_Material shown_
━━━━━━━━━━━━━━━━━━━━━━━━━━━━━━

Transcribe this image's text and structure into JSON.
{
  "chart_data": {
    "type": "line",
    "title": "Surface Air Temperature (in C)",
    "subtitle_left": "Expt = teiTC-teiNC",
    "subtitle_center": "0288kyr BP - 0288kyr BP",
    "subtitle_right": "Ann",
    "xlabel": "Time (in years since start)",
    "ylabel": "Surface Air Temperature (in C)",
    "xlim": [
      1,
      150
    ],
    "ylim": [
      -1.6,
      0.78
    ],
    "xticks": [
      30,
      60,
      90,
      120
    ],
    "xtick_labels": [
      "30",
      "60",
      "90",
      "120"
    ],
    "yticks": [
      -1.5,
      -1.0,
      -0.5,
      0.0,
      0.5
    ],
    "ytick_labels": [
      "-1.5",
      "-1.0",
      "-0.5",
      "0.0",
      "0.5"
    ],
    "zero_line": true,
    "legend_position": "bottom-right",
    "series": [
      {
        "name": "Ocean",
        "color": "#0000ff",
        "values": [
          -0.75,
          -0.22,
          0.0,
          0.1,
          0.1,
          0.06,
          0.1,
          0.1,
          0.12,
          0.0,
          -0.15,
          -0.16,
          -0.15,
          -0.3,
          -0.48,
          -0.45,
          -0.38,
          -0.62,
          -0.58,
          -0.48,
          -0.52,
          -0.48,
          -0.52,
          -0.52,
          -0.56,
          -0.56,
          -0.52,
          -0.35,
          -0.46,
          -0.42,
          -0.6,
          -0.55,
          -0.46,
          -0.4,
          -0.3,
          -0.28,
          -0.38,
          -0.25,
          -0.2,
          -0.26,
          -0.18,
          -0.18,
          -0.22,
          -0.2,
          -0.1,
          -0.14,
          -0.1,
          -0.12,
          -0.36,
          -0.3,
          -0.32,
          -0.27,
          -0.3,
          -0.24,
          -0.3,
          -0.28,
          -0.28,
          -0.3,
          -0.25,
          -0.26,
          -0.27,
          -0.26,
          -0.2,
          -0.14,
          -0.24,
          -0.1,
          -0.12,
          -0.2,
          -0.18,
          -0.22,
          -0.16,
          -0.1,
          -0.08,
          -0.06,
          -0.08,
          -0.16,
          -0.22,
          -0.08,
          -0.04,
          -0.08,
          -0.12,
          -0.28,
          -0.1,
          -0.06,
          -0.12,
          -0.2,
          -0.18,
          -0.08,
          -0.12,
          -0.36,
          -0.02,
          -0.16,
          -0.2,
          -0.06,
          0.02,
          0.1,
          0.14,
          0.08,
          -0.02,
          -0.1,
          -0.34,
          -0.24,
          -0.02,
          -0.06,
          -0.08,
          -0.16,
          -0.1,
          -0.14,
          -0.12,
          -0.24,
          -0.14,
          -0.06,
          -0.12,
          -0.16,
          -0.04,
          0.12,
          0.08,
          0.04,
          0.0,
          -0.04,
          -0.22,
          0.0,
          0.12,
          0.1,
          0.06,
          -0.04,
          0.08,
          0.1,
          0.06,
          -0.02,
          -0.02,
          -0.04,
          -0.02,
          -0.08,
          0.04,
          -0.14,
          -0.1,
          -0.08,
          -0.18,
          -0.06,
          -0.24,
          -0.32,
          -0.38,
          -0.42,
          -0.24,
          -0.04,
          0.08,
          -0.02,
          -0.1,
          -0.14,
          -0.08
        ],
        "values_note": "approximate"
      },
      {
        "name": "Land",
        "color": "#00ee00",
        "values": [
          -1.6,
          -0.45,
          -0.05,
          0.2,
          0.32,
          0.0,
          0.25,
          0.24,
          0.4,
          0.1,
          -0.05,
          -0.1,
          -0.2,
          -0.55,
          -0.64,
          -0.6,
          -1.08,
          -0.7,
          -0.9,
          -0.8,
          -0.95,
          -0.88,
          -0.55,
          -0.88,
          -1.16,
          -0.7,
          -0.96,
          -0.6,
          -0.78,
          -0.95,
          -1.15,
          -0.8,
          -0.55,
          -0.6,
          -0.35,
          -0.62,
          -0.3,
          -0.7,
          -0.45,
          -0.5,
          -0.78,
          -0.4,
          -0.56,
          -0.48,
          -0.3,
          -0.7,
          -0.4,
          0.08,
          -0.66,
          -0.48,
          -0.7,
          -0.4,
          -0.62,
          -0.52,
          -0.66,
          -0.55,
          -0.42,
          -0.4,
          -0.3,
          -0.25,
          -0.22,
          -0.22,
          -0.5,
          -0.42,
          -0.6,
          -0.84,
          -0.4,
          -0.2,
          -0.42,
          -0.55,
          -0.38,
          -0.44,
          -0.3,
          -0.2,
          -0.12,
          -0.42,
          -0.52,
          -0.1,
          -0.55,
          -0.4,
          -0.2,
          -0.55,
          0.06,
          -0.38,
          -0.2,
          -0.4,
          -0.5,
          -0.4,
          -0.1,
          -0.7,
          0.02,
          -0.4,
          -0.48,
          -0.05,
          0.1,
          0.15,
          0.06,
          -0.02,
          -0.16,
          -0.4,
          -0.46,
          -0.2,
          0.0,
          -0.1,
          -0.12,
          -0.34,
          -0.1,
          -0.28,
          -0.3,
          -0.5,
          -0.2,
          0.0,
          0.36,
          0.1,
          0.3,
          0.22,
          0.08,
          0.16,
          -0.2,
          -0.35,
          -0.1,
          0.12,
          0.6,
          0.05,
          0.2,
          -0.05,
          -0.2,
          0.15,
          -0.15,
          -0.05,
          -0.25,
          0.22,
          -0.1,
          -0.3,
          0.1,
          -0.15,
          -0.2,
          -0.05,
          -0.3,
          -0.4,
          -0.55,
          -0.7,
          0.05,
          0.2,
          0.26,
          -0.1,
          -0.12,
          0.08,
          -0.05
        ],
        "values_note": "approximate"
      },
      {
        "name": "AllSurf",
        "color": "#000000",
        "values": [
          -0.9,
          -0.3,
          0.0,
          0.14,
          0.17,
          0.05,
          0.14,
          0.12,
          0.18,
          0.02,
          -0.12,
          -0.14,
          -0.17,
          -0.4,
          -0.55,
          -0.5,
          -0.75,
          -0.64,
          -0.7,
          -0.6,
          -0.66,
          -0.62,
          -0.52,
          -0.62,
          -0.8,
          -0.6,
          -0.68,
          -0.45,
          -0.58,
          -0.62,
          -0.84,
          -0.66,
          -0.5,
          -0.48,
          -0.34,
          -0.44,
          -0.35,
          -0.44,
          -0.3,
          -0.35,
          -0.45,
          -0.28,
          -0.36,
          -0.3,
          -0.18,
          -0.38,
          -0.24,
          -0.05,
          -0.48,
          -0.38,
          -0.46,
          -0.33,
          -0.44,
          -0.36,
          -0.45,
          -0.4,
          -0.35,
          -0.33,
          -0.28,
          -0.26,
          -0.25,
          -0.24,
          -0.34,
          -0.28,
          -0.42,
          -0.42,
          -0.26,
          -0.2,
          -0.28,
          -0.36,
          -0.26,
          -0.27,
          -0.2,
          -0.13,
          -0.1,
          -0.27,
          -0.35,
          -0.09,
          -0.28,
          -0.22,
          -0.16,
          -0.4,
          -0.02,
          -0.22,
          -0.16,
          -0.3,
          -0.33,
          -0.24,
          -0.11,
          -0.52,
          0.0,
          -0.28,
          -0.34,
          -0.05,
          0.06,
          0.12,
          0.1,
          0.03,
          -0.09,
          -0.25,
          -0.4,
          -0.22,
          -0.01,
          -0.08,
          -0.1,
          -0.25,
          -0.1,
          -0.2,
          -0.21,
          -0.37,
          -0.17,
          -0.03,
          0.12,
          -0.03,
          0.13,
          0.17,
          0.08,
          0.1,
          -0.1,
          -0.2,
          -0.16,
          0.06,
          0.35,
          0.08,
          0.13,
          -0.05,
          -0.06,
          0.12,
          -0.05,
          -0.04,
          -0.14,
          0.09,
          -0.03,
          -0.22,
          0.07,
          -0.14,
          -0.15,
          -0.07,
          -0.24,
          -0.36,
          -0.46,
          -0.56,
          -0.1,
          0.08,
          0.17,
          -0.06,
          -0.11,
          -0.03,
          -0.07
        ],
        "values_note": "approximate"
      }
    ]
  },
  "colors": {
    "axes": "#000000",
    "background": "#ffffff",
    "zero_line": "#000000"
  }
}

━━━━━━━━━━━━━━━━━━━━━━━━━━━━━━

Report how many lines of the entries hold the string "Temperature". Provide the number alone.

_The reply_
2